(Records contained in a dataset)
start

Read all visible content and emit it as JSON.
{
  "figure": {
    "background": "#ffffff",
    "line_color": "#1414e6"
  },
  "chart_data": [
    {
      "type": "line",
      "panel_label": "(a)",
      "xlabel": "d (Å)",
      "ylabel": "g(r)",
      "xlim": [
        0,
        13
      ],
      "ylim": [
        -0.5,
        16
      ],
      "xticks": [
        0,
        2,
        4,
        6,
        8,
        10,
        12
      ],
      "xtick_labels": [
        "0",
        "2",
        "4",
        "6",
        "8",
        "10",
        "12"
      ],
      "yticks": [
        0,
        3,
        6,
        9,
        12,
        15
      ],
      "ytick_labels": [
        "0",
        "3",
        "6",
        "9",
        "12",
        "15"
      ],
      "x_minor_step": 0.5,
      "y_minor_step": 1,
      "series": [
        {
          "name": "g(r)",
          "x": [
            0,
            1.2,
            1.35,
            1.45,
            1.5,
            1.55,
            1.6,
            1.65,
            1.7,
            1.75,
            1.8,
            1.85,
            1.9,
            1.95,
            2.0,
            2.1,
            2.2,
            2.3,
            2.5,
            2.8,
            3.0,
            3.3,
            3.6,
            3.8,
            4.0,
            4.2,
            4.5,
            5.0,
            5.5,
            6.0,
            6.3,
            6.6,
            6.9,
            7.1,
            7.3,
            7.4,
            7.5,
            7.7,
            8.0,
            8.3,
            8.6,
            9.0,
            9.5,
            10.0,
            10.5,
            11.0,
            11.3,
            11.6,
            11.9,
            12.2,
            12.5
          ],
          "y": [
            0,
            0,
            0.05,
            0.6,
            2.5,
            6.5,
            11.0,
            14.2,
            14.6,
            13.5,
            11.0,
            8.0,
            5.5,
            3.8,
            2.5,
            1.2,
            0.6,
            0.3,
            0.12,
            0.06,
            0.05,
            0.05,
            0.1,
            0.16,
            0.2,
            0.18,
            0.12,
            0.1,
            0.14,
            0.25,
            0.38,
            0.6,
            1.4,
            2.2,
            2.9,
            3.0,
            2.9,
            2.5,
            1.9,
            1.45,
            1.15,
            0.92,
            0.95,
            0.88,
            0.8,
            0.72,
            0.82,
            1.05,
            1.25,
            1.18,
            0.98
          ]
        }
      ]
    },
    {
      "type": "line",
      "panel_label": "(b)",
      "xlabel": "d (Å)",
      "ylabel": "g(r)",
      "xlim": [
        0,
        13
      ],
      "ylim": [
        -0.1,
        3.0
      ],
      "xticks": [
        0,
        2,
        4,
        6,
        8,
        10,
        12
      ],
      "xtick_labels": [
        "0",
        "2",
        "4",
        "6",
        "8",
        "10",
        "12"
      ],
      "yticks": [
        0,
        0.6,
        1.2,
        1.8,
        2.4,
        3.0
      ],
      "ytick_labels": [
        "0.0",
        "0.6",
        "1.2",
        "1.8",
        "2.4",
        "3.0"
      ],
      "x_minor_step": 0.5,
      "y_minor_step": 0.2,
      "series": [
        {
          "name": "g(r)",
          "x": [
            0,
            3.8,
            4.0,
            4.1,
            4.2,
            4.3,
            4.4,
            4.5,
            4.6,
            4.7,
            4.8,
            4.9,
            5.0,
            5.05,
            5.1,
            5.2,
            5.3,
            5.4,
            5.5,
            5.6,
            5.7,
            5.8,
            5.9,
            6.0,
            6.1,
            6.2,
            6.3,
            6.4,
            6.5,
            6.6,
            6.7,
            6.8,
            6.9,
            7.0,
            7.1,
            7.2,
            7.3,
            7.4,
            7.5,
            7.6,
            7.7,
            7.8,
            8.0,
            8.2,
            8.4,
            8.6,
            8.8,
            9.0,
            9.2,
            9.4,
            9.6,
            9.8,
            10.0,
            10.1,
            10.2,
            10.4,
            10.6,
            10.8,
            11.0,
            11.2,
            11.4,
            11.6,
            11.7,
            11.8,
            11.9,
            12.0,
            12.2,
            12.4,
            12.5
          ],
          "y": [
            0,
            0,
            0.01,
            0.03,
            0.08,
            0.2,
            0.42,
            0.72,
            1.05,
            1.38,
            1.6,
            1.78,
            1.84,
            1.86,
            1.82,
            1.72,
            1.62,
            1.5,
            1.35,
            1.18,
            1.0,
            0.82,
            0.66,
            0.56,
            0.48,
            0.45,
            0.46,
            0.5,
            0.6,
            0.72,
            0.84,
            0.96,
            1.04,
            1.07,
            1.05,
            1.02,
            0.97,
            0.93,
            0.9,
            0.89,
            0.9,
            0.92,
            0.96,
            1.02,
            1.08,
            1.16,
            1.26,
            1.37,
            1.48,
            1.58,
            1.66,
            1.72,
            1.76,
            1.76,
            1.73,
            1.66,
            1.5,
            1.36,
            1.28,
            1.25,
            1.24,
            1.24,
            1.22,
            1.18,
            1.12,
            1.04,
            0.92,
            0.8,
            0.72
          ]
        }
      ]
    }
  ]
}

end

[Exercise description] Recopy all the lines exactly as they appear.

[Answer to this exercise]
Read all visible content and emit it as JSON.
{
  "figure": {
    "background": "#ffffff",
    "line_color": "#1414e6"
  },
  "chart_data": [
    {
      "type": "line",
      "panel_label": "(a)",
      "xlabel": "d (Å)",
      "ylabel": "g(r)",
      "xlim": [
        0,
        13
      ],
      "ylim": [
        -0.5,
        16
      ],
      "xticks": [
        0,
        2,
        4,
        6,
        8,
        10,
        12
      ],
      "xtick_labels": [
        "0",
        "2",
        "4",
        "6",
        "8",
        "10",
        "12"
      ],
      "yticks": [
        0,
        3,
        6,
        9,
        12,
        15
      ],
      "ytick_labels": [
        "0",
        "3",
        "6",
        "9",
        "12",
        "15"
      ],
      "x_minor_step": 0.5,
      "y_minor_step": 1,
      "series": [
        {
          "name": "g(r)",
          "x": [
            0,
            1.2,
            1.35,
            1.45,
            1.5,
            1.55,
            1.6,
            1.65,
            1.7,
            1.75,
            1.8,
            1.85,
            1.9,
            1.95,
            2.0,
            2.1,
            2.2,
            2.3,
            2.5,
            2.8,
            3.0,
            3.3,
            3.6,
            3.8,
            4.0,
            4.2,
            4.5,
            5.0,
            5.5,
            6.0,
            6.3,
            6.6,
            6.9,
            7.1,
            7.3,
            7.4,
            7.5,
            7.7,
            8.0,
            8.3,
            8.6,
            9.0,
            9.5,
            10.0,
            10.5,
            11.0,
            11.3,
            11.6,
            11.9,
            12.2,
            12.5
          ],
          "y": [
            0,
            0,
            0.05,
            0.6,
            2.5,
            6.5,
            11.0,
            14.2,
            14.6,
            13.5,
            11.0,
            8.0,
            5.5,
            3.8,
            2.5,
            1.2,
            0.6,
            0.3,
            0.12,
            0.06,
            0.05,
            0.05,
            0.1,
            0.16,
            0.2,
            0.18,
            0.12,
            0.1,
            0.14,
            0.25,
            0.38,
            0.6,
            1.4,
            2.2,
            2.9,
            3.0,
            2.9,
            2.5,
            1.9,
            1.45,
            1.15,
            0.92,
            0.95,
            0.88,
            0.8,
            0.72,
            0.82,
            1.05,
            1.25,
            1.18,
            0.98
          ]
        }
      ]
    },
    {
      "type": "line",
      "panel_label": "(b)",
      "xlabel": "d (Å)",
      "ylabel": "g(r)",
      "xlim": [
        0,
        13
      ],
      "ylim": [
        -0.1,
        3.0
      ],
      "xticks": [
        0,
        2,
        4,
        6,
        8,
        10,
        12
      ],
      "xtick_labels": [
        "0",
        "2",
        "4",
        "6",
        "8",
        "10",
        "12"
      ],
      "yticks": [
        0,
        0.6,
        1.2,
        1.8,
        2.4,
        3.0
      ],
      "ytick_labels": [
        "0.0",
        "0.6",
        "1.2",
        "1.8",
        "2.4",
        "3.0"
      ],
      "x_minor_step": 0.5,
      "y_minor_step": 0.2,
      "series": [
        {
          "name": "g(r)",
          "x": [
            0,
            3.8,
            4.0,
            4.1,
            4.2,
            4.3,
            4.4,
            4.5,
            4.6,
            4.7,
            4.8,
            4.9,
            5.0,
            5.05,
            5.1,
            5.2,
            5.3,
            5.4,
            5.5,
            5.6,
            5.7,
            5.8,
            5.9,
            6.0,
            6.1,
            6.2,
            6.3,
            6.4,
            6.5,
            6.6,
            6.7,
            6.8,
            6.9,
            7.0,
            7.1,
            7.2,
            7.3,
            7.4,
            7.5,
            7.6,
            7.7,
            7.8,
            8.0,
            8.2,
            8.4,
            8.6,
            8.8,
            9.0,
            9.2,
            9.4,
            9.6,
            9.8,
            10.0,
            10.1,
            10.2,
            10.4,
            10.6,
            10.8,
            11.0,
            11.2,
            11.4,
            11.6,
            11.7,
            11.8,
            11.9,
            12.0,
            12.2,
            12.4,
            12.5
          ],
          "y": [
            0,
            0,
            0.01,
            0.03,
            0.08,
            0.2,
            0.42,
            0.72,
            1.05,
            1.38,
            1.6,
            1.78,
            1.84,
            1.86,
            1.82,
            1.72,
            1.62,
            1.5,
            1.35,
            1.18,
            1.0,
            0.82,
            0.66,
            0.56,
            0.48,
            0.45,
            0.46,
            0.5,
            0.6,
            0.72,
            0.84,
            0.96,
            1.04,
            1.07,
            1.05,
            1.02,
            0.97,
            0.93,
            0.9,
            0.89,
            0.9,
            0.92,
            0.96,
            1.02,
            1.08,
            1.16,
            1.26,
            1.37,
            1.48,
            1.58,
            1.66,
            1.72,
            1.76,
            1.76,
            1.73,
            1.66,
            1.5,
            1.36,
            1.28,
            1.25,
            1.24,
            1.24,
            1.22,
            1.18,
            1.12,
            1.04,
            0.92,
            0.8,
            0.72
          ]
        }
      ]
    }
  ]
}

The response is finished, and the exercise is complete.